■ **Exercise objective**: Reproduce the full listing below unchanged, apart from the pictures.

──────── Data records ────────

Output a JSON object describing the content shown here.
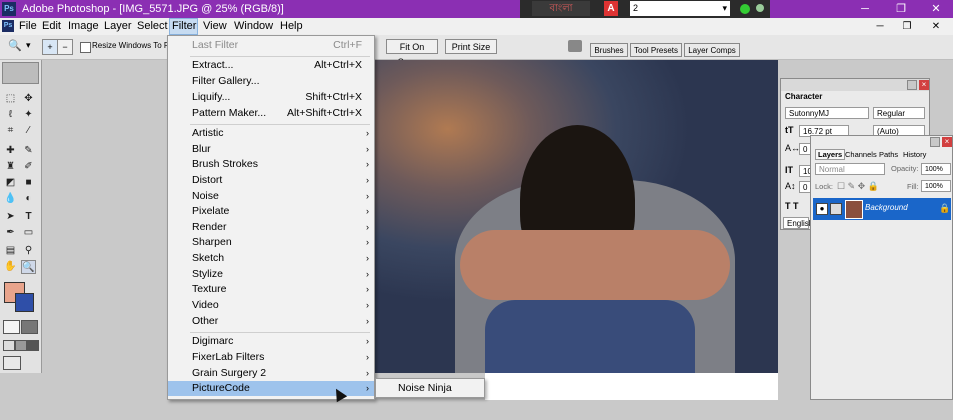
{
  "window": {
    "app_title": "Adobe Photoshop - [IMG_5571.JPG @ 25% (RGB/8)]",
    "logo_text": "Ps",
    "taskbar": {
      "bangla_label": "বাংলা",
      "select_value": "2",
      "select_arrow": "▾"
    },
    "controls": {
      "minimize": "─",
      "maximize": "❐",
      "close": "✕"
    }
  },
  "menubar": {
    "items": [
      "File",
      "Edit",
      "Image",
      "Layer",
      "Select",
      "Filter",
      "View",
      "Window",
      "Help"
    ],
    "active": "Filter",
    "doc_controls": {
      "minimize": "─",
      "restore": "❐",
      "close": "✕"
    }
  },
  "options": {
    "zoom_icon": "🔍",
    "dropdown_arrow": "▾",
    "resize_label": "Resize Windows To Fit",
    "fit_on_screen": "Fit On Screen",
    "print_size": "Print Size",
    "palette_tabs": [
      "Brushes",
      "Tool Presets",
      "Layer Comps"
    ]
  },
  "filter_menu": {
    "last_filter": {
      "label": "Last Filter",
      "shortcut": "Ctrl+F"
    },
    "group1": [
      {
        "label": "Extract...",
        "shortcut": "Alt+Ctrl+X"
      },
      {
        "label": "Filter Gallery...",
        "shortcut": ""
      },
      {
        "label": "Liquify...",
        "shortcut": "Shift+Ctrl+X"
      },
      {
        "label": "Pattern Maker...",
        "shortcut": "Alt+Shift+Ctrl+X"
      }
    ],
    "group2": [
      "Artistic",
      "Blur",
      "Brush Strokes",
      "Distort",
      "Noise",
      "Pixelate",
      "Render",
      "Sharpen",
      "Sketch",
      "Stylize",
      "Texture",
      "Video",
      "Other"
    ],
    "group3": [
      "Digimarc",
      "FixerLab Filters",
      "Grain Surgery 2",
      "PictureCode"
    ],
    "highlighted": "PictureCode",
    "submenu_arrow": "›"
  },
  "submenu": {
    "item": "Noise Ninja"
  },
  "character_panel": {
    "tab": "Character",
    "font": "SutonnyMJ",
    "style": "Regular",
    "size": "16.72 pt",
    "leading": "(Auto)",
    "scale_v": "10",
    "baseline": "0",
    "tracking": "0",
    "language": "English"
  },
  "layers_panel": {
    "tabs": [
      "Layers",
      "Channels",
      "Paths",
      "History"
    ],
    "blend_mode": "Normal",
    "opacity_label": "Opacity:",
    "opacity": "100%",
    "lock_label": "Lock:",
    "fill_label": "Fill:",
    "fill": "100%",
    "layer_name": "Background"
  },
  "colors": {
    "foreground": "#e8a48c",
    "background": "#2f4fa8"
  }
}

────────

■ **Response to this task**:
Output a JSON object describing the content shown here.
{
  "window": {
    "app_title": "Adobe Photoshop - [IMG_5571.JPG @ 25% (RGB/8)]",
    "logo_text": "Ps",
    "taskbar": {
      "bangla_label": "বাংলা",
      "select_value": "2",
      "select_arrow": "▾"
    },
    "controls": {
      "minimize": "─",
      "maximize": "❐",
      "close": "✕"
    }
  },
  "menubar": {
    "items": [
      "File",
      "Edit",
      "Image",
      "Layer",
      "Select",
      "Filter",
      "View",
      "Window",
      "Help"
    ],
    "active": "Filter",
    "doc_controls": {
      "minimize": "─",
      "restore": "❐",
      "close": "✕"
    }
  },
  "options": {
    "zoom_icon": "🔍",
    "dropdown_arrow": "▾",
    "resize_label": "Resize Windows To Fit",
    "fit_on_screen": "Fit On Screen",
    "print_size": "Print Size",
    "palette_tabs": [
      "Brushes",
      "Tool Presets",
      "Layer Comps"
    ]
  },
  "filter_menu": {
    "last_filter": {
      "label": "Last Filter",
      "shortcut": "Ctrl+F"
    },
    "group1": [
      {
        "label": "Extract...",
        "shortcut": "Alt+Ctrl+X"
      },
      {
        "label": "Filter Gallery...",
        "shortcut": ""
      },
      {
        "label": "Liquify...",
        "shortcut": "Shift+Ctrl+X"
      },
      {
        "label": "Pattern Maker...",
        "shortcut": "Alt+Shift+Ctrl+X"
      }
    ],
    "group2": [
      "Artistic",
      "Blur",
      "Brush Strokes",
      "Distort",
      "Noise",
      "Pixelate",
      "Render",
      "Sharpen",
      "Sketch",
      "Stylize",
      "Texture",
      "Video",
      "Other"
    ],
    "group3": [
      "Digimarc",
      "FixerLab Filters",
      "Grain Surgery 2",
      "PictureCode"
    ],
    "highlighted": "PictureCode",
    "submenu_arrow": "›"
  },
  "submenu": {
    "item": "Noise Ninja"
  },
  "character_panel": {
    "tab": "Character",
    "font": "SutonnyMJ",
    "style": "Regular",
    "size": "16.72 pt",
    "leading": "(Auto)",
    "scale_v": "10",
    "baseline": "0",
    "tracking": "0",
    "language": "English"
  },
  "layers_panel": {
    "tabs": [
      "Layers",
      "Channels",
      "Paths",
      "History"
    ],
    "blend_mode": "Normal",
    "opacity_label": "Opacity:",
    "opacity": "100%",
    "lock_label": "Lock:",
    "fill_label": "Fill:",
    "fill": "100%",
    "layer_name": "Background"
  },
  "colors": {
    "foreground": "#e8a48c",
    "background": "#2f4fa8"
  }
}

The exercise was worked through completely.